> **RECORDS FOR PROCESSING**
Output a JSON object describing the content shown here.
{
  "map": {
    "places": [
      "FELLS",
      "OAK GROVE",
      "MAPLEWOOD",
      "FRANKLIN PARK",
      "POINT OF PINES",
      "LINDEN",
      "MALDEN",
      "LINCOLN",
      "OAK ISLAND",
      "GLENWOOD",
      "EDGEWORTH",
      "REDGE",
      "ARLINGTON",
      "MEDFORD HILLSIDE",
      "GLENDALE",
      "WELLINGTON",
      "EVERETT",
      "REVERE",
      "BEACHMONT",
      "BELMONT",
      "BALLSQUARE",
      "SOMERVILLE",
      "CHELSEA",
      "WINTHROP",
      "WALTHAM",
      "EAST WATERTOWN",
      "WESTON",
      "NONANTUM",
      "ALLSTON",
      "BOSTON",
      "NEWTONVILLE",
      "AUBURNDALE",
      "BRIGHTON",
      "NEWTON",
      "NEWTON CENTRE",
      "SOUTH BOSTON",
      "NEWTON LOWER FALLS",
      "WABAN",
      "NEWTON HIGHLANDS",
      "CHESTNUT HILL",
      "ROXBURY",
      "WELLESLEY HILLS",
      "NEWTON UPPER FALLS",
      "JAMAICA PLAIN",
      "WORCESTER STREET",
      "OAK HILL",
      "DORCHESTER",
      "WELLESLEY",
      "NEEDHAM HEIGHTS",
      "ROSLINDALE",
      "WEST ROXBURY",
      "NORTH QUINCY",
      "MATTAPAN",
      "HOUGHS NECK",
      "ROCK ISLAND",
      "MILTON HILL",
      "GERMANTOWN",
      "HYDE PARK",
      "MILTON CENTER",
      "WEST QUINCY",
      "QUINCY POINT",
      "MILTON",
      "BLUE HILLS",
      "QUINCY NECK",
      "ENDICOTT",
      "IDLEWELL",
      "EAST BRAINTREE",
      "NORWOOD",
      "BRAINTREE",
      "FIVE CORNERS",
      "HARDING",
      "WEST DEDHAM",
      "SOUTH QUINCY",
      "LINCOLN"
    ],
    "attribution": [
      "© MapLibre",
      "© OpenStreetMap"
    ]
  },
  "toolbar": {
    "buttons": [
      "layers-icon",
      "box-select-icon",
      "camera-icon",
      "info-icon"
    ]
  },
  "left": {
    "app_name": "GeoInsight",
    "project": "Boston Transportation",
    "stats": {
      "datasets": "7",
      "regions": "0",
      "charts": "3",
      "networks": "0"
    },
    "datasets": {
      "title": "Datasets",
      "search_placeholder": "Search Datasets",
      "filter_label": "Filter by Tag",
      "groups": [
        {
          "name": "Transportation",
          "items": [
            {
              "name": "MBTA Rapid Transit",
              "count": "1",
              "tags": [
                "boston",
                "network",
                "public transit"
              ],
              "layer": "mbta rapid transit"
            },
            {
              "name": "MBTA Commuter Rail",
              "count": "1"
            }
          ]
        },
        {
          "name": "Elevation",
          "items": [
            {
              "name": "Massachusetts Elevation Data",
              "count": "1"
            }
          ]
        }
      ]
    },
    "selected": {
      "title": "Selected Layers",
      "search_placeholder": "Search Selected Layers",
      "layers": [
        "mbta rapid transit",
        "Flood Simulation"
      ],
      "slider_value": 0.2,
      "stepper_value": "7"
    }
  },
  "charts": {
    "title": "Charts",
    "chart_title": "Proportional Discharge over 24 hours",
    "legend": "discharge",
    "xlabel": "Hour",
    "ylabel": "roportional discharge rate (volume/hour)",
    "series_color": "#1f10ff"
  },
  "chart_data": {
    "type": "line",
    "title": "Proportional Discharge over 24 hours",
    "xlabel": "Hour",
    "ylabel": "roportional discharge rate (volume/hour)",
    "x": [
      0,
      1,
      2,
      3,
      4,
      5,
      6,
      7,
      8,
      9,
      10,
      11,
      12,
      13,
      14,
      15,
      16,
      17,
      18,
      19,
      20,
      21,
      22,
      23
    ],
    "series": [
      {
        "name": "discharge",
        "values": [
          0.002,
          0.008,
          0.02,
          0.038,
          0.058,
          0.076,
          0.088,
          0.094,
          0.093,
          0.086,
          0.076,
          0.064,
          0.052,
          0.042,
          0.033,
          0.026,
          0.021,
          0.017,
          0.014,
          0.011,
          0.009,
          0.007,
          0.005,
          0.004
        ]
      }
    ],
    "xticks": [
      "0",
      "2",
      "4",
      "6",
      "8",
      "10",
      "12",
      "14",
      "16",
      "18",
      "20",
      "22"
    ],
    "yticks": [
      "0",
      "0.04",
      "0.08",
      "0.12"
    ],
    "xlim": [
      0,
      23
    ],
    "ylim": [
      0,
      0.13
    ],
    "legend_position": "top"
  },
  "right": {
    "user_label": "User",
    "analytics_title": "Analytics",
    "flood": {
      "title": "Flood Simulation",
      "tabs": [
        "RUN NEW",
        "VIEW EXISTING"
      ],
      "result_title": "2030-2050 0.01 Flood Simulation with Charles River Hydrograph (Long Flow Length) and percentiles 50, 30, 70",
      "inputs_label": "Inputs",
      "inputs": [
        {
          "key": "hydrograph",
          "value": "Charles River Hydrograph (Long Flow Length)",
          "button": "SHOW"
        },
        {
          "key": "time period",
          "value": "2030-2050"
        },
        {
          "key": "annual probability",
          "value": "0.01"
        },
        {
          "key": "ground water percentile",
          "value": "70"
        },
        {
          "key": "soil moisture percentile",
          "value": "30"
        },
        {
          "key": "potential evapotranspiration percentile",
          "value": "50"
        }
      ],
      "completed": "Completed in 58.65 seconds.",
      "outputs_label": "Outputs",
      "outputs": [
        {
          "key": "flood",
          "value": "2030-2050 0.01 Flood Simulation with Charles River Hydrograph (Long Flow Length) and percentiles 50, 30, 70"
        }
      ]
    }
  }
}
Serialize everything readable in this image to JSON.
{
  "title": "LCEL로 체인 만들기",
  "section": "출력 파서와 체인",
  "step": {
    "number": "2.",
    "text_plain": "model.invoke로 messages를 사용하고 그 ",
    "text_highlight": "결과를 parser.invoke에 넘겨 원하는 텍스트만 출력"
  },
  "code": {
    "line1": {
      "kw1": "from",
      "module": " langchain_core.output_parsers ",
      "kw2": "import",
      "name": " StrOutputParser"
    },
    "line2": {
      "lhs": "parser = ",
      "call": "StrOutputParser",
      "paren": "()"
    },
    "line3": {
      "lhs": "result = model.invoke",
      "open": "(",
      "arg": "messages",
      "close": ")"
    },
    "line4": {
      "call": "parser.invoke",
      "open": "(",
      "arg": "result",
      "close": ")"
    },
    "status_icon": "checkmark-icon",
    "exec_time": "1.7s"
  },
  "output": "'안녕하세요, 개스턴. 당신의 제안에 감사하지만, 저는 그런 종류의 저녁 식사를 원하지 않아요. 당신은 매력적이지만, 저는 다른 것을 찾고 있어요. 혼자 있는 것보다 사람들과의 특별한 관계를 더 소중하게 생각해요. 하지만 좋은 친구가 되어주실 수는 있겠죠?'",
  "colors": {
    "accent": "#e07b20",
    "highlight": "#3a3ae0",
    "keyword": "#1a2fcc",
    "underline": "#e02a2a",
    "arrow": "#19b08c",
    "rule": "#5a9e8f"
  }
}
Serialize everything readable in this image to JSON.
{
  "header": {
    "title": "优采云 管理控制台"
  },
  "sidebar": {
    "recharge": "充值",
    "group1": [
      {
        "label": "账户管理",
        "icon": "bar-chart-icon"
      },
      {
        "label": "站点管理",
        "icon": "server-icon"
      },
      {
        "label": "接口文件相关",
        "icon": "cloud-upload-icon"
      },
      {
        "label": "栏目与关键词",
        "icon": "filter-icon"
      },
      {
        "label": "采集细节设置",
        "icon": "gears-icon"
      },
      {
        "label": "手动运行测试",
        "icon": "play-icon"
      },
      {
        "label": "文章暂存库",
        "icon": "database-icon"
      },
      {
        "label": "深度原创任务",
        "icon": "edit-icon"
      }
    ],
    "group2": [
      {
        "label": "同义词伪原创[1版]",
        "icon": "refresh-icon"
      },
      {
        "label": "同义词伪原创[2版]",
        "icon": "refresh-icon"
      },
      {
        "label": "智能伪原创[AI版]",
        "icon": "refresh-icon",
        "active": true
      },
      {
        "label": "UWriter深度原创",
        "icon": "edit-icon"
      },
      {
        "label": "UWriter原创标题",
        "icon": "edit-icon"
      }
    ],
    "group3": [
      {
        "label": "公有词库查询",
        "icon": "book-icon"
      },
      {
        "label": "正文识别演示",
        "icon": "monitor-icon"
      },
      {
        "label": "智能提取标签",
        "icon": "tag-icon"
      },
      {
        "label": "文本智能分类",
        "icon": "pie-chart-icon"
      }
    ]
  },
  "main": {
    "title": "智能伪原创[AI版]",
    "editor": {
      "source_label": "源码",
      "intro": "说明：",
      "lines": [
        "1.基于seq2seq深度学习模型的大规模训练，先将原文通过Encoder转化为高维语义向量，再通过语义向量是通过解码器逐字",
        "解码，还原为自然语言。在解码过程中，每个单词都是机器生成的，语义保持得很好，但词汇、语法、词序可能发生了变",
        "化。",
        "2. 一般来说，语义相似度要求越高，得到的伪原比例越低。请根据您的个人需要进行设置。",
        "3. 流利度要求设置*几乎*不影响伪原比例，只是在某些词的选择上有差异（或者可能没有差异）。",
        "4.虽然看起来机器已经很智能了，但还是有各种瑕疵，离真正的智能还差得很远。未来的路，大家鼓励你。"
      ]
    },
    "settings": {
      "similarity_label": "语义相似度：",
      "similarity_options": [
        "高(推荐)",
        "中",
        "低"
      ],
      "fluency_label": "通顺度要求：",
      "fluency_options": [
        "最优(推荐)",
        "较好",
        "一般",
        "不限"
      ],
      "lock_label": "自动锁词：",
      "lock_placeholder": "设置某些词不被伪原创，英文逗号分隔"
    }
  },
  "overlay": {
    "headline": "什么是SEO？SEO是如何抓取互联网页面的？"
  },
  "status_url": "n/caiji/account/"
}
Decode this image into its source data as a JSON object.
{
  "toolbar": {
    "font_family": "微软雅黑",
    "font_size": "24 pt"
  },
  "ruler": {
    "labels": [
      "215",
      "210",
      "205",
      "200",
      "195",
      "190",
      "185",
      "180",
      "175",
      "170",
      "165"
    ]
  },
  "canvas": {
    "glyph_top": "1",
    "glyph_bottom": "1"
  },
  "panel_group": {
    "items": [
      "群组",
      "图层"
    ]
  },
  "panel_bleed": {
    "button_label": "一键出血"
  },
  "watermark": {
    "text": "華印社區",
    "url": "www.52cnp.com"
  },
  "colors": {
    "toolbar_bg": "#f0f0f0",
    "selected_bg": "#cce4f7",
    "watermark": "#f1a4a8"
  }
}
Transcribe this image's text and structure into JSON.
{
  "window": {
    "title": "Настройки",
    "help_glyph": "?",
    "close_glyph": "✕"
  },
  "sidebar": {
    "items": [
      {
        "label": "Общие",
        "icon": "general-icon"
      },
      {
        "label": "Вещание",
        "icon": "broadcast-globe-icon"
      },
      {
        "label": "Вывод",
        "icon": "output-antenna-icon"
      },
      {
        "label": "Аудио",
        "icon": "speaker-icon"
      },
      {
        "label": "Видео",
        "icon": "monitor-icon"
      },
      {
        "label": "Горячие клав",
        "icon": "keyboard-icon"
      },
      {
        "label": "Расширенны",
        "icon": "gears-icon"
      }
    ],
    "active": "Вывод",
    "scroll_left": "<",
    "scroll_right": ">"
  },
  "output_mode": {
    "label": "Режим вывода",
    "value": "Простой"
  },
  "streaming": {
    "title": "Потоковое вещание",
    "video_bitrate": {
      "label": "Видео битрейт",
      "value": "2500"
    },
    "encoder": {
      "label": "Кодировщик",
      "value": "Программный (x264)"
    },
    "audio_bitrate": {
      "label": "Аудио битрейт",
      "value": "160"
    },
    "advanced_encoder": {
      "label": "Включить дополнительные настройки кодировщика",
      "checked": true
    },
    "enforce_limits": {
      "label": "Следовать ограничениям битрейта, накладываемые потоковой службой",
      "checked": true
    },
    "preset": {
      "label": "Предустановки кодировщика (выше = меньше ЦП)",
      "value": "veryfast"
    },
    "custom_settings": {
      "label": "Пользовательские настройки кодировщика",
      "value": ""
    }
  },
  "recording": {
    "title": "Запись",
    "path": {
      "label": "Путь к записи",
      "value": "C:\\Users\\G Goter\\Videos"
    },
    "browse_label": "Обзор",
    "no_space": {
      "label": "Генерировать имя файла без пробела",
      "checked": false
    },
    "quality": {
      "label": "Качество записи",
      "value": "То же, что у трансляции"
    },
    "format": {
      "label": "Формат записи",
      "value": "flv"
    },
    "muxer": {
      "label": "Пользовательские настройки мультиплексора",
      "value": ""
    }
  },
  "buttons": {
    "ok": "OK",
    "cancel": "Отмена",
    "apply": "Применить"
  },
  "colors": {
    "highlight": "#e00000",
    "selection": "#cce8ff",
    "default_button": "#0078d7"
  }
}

> **BRIEF**
Go over the data above and copy every line that has the word "River" in it.

> **FULL SOLUTION**
      "result_title": "2030-2050 0.01 Flood Simulation with Charles River Hydrograph (Long Flow Length) and percentiles 50, 30, 70",
          "value": "Charles River Hydrograph (Long Flow Length)",
          "value": "2030-2050 0.01 Flood Simulation with Charles River Hydrograph (Long Flow Length) and percentiles 50, 30, 70"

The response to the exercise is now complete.